═════ PROVIDED DATA ═════

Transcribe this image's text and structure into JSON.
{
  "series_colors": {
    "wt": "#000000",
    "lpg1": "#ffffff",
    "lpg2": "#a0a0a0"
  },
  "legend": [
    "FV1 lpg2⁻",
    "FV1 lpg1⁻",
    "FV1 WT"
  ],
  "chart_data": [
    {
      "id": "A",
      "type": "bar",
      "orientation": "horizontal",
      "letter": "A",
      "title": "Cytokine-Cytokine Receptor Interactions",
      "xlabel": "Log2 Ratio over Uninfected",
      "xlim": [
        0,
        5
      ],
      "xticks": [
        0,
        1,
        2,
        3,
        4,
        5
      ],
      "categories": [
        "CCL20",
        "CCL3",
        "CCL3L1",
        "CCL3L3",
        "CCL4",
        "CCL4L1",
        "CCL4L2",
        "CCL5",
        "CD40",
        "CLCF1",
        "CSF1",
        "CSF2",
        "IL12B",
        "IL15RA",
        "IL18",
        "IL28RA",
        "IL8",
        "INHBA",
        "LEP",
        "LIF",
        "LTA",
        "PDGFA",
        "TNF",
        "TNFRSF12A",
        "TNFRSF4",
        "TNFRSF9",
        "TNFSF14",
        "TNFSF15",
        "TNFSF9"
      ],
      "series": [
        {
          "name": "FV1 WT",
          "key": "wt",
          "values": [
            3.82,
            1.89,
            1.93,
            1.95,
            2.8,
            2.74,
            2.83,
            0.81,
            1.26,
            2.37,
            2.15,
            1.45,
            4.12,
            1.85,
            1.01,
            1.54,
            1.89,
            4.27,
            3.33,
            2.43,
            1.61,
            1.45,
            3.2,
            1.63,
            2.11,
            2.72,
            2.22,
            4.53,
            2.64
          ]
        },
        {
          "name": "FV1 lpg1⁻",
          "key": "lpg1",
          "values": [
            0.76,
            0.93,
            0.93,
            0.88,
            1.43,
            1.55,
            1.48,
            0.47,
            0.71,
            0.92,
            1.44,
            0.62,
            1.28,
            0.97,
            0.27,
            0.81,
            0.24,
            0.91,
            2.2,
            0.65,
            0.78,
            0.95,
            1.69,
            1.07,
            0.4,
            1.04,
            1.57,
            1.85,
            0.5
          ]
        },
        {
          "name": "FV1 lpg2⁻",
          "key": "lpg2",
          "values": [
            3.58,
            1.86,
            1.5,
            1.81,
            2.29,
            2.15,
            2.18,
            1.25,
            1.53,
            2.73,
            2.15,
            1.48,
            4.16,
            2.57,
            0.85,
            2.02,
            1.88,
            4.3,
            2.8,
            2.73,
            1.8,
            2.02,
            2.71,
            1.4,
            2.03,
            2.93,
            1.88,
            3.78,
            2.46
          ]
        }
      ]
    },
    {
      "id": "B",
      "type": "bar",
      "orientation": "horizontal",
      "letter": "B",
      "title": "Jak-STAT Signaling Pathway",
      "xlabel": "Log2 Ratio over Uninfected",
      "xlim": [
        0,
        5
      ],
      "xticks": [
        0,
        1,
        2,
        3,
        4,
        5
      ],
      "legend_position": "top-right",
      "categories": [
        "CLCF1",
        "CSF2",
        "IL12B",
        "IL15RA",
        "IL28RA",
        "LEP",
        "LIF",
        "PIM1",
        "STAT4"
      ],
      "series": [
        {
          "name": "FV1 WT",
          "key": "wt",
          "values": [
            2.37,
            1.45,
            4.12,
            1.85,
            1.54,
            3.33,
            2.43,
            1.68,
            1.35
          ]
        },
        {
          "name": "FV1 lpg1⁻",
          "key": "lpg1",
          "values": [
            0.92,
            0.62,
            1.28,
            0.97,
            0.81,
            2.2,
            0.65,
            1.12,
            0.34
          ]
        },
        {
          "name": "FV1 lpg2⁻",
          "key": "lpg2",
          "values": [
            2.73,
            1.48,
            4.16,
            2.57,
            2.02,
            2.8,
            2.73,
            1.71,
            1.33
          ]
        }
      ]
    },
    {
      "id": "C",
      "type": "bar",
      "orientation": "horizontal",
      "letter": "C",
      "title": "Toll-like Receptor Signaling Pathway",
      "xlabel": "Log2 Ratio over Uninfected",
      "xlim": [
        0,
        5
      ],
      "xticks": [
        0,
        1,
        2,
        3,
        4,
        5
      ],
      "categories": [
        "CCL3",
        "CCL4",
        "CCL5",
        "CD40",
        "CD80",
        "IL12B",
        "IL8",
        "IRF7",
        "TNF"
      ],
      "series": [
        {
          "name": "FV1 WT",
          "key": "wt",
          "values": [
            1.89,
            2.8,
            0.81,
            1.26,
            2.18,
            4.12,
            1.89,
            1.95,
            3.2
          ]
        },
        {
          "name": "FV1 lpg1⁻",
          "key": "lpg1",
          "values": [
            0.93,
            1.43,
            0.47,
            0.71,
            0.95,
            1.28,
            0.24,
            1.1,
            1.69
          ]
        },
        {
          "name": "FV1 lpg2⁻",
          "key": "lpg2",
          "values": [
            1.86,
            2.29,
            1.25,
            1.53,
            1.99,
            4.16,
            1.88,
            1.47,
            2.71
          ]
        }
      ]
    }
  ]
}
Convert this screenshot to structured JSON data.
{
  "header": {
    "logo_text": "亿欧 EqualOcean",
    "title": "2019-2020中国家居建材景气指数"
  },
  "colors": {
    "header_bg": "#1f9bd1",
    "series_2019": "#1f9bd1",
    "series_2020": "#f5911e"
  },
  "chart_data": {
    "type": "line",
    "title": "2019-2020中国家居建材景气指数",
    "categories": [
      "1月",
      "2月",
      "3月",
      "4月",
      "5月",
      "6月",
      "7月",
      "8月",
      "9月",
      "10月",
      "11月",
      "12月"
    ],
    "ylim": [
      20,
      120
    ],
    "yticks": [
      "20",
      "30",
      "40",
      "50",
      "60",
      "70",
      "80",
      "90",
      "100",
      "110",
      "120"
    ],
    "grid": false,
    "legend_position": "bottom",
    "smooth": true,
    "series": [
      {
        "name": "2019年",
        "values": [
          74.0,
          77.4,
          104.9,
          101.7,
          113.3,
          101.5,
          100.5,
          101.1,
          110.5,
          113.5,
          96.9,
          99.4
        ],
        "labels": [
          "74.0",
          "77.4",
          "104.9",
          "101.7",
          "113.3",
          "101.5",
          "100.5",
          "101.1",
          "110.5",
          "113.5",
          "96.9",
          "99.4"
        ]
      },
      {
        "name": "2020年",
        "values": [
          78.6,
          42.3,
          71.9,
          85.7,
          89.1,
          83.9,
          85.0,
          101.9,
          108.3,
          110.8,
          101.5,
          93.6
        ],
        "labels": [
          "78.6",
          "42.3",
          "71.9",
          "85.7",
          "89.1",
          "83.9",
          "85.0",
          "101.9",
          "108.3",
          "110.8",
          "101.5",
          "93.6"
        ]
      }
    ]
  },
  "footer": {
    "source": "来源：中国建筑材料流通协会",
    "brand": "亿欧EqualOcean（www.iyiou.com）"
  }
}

═════

From the line holding "Convert this screenshot" to the last line of the records, quote each line exactly and add nothing.

▶ **RESULT BELOW**
Convert this screenshot to structured JSON data.
{
  "header": {
    "logo_text": "亿欧 EqualOcean",
    "title": "2019-2020中国家居建材景气指数"
  },
  "colors": {
    "header_bg": "#1f9bd1",
    "series_2019": "#1f9bd1",
    "series_2020": "#f5911e"
  },
  "chart_data": {
    "type": "line",
    "title": "2019-2020中国家居建材景气指数",
    "categories": [
      "1月",
      "2月",
      "3月",
      "4月",
      "5月",
      "6月",
      "7月",
      "8月",
      "9月",
      "10月",
      "11月",
      "12月"
    ],
    "ylim": [
      20,
      120
    ],
    "yticks": [
      "20",
      "30",
      "40",
      "50",
      "60",
      "70",
      "80",
      "90",
      "100",
      "110",
      "120"
    ],
    "grid": false,
    "legend_position": "bottom",
    "smooth": true,
    "series": [
      {
        "name": "2019年",
        "values": [
          74.0,
          77.4,
          104.9,
          101.7,
          113.3,
          101.5,
          100.5,
          101.1,
          110.5,
          113.5,
          96.9,
          99.4
        ],
        "labels": [
          "74.0",
          "77.4",
          "104.9",
          "101.7",
          "113.3",
          "101.5",
          "100.5",
          "101.1",
          "110.5",
          "113.5",
          "96.9",
          "99.4"
        ]
      },
      {
        "name": "2020年",
        "values": [
          78.6,
          42.3,
          71.9,
          85.7,
          89.1,
          83.9,
          85.0,
          101.9,
          108.3,
          110.8,
          101.5,
          93.6
        ],
        "labels": [
          "78.6",
          "42.3",
          "71.9",
          "85.7",
          "89.1",
          "83.9",
          "85.0",
          "101.9",
          "108.3",
          "110.8",
          "101.5",
          "93.6"
        ]
      }
    ]
  },
  "footer": {
    "source": "来源：中国建筑材料流通协会",
    "brand": "亿欧EqualOcean（www.iyiou.com）"
  }
}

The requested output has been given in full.